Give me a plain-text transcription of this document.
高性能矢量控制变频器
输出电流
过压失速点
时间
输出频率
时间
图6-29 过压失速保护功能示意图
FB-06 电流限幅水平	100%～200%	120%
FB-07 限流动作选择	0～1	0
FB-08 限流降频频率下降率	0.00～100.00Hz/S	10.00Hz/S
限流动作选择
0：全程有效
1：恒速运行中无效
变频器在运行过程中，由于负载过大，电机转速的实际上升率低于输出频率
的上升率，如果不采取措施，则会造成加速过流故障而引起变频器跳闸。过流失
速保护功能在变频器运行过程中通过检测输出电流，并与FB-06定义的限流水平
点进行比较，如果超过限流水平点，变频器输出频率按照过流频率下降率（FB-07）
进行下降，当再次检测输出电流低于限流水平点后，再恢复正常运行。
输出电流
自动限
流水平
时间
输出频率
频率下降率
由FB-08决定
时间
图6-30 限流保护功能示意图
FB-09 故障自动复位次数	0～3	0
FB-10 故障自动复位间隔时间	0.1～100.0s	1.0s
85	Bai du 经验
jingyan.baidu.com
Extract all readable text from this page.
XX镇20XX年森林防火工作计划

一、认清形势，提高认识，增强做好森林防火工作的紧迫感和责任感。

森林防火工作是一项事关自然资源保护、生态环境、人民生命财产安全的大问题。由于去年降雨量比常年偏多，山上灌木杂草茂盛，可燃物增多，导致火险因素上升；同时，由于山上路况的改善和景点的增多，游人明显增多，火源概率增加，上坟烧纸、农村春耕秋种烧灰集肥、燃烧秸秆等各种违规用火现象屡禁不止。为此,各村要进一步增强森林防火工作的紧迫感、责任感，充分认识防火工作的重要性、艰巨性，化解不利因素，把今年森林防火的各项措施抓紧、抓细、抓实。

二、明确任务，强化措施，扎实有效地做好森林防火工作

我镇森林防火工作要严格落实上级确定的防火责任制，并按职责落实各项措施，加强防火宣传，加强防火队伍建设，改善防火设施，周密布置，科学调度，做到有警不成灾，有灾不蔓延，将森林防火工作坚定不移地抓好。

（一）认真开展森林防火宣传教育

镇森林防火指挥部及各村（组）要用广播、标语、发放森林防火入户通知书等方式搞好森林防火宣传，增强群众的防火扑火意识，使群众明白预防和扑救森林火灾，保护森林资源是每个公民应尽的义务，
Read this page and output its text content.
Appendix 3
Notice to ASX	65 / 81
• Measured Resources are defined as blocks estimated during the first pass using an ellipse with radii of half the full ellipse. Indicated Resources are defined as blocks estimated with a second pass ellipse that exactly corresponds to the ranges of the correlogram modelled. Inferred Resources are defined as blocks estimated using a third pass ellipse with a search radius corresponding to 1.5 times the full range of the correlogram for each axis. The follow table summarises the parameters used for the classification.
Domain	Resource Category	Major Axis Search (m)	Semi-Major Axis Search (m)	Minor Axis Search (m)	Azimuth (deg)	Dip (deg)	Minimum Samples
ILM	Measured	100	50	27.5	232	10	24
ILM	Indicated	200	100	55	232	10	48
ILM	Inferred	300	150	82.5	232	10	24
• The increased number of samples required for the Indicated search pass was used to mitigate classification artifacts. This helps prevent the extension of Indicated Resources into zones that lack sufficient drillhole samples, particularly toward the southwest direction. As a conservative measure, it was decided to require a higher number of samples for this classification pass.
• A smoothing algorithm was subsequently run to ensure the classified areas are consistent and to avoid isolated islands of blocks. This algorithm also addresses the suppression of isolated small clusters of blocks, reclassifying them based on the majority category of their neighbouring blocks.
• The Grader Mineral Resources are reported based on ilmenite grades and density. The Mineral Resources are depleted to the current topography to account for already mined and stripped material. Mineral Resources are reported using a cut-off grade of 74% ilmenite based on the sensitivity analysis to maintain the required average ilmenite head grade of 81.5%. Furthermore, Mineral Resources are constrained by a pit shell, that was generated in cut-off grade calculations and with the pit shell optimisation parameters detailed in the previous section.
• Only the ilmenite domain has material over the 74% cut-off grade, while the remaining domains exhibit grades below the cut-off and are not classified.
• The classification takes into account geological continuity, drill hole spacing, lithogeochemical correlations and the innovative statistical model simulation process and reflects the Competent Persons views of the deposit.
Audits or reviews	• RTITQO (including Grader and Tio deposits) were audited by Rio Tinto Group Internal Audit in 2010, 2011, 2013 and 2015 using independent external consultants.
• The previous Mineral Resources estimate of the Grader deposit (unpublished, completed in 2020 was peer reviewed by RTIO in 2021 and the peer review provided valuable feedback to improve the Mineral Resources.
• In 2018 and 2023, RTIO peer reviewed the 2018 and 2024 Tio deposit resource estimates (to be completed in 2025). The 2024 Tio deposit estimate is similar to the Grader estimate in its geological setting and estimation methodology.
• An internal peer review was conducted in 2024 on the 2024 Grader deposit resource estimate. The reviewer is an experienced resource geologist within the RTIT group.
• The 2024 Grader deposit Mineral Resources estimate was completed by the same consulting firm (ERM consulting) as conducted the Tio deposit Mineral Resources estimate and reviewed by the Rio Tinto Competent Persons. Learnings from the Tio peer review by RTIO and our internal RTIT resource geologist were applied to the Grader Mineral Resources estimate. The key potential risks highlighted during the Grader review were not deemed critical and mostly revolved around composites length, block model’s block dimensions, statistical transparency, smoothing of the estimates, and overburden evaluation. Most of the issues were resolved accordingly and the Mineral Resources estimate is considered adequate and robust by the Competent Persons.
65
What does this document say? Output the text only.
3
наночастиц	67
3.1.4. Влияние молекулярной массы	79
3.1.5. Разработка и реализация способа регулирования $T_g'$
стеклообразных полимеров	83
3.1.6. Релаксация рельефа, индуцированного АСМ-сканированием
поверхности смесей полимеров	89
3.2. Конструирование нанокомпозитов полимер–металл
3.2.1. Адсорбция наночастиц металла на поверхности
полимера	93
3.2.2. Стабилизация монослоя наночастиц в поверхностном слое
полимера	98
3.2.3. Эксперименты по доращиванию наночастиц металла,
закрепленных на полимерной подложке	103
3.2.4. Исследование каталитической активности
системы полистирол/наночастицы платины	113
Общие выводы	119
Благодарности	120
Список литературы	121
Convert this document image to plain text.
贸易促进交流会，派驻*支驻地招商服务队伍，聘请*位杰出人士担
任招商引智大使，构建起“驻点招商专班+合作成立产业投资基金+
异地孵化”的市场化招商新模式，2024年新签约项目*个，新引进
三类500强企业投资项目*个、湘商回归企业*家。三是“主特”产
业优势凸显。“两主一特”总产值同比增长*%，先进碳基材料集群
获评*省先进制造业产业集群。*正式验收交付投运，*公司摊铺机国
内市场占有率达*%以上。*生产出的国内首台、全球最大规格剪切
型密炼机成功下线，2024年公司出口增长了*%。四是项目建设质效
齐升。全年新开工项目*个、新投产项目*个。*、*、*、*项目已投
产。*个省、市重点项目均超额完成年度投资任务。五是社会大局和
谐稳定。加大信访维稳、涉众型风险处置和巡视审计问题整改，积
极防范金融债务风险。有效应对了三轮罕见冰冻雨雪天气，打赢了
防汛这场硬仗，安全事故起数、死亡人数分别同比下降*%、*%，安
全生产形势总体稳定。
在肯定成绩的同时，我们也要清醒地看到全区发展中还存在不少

* EXERCISE OBJECTIVE:
Copy each line in the data that holds the word "Measured".

* EXERCISE RESULT:
• Measured Resources are defined as blocks estimated during the first pass using an ellipse with radii of half the full ellipse. Indicated Resources are defined as blocks estimated with a second pass ellipse that exactly corresponds to the ranges of the correlogram modelled. Inferred Resources are defined as blocks estimated using a third pass ellipse with a search radius corresponding to 1.5 times the full range of the correlogram for each axis. The follow table summarises the parameters used for the classification.
ILM	Measured	100	50	27.5	232	10	24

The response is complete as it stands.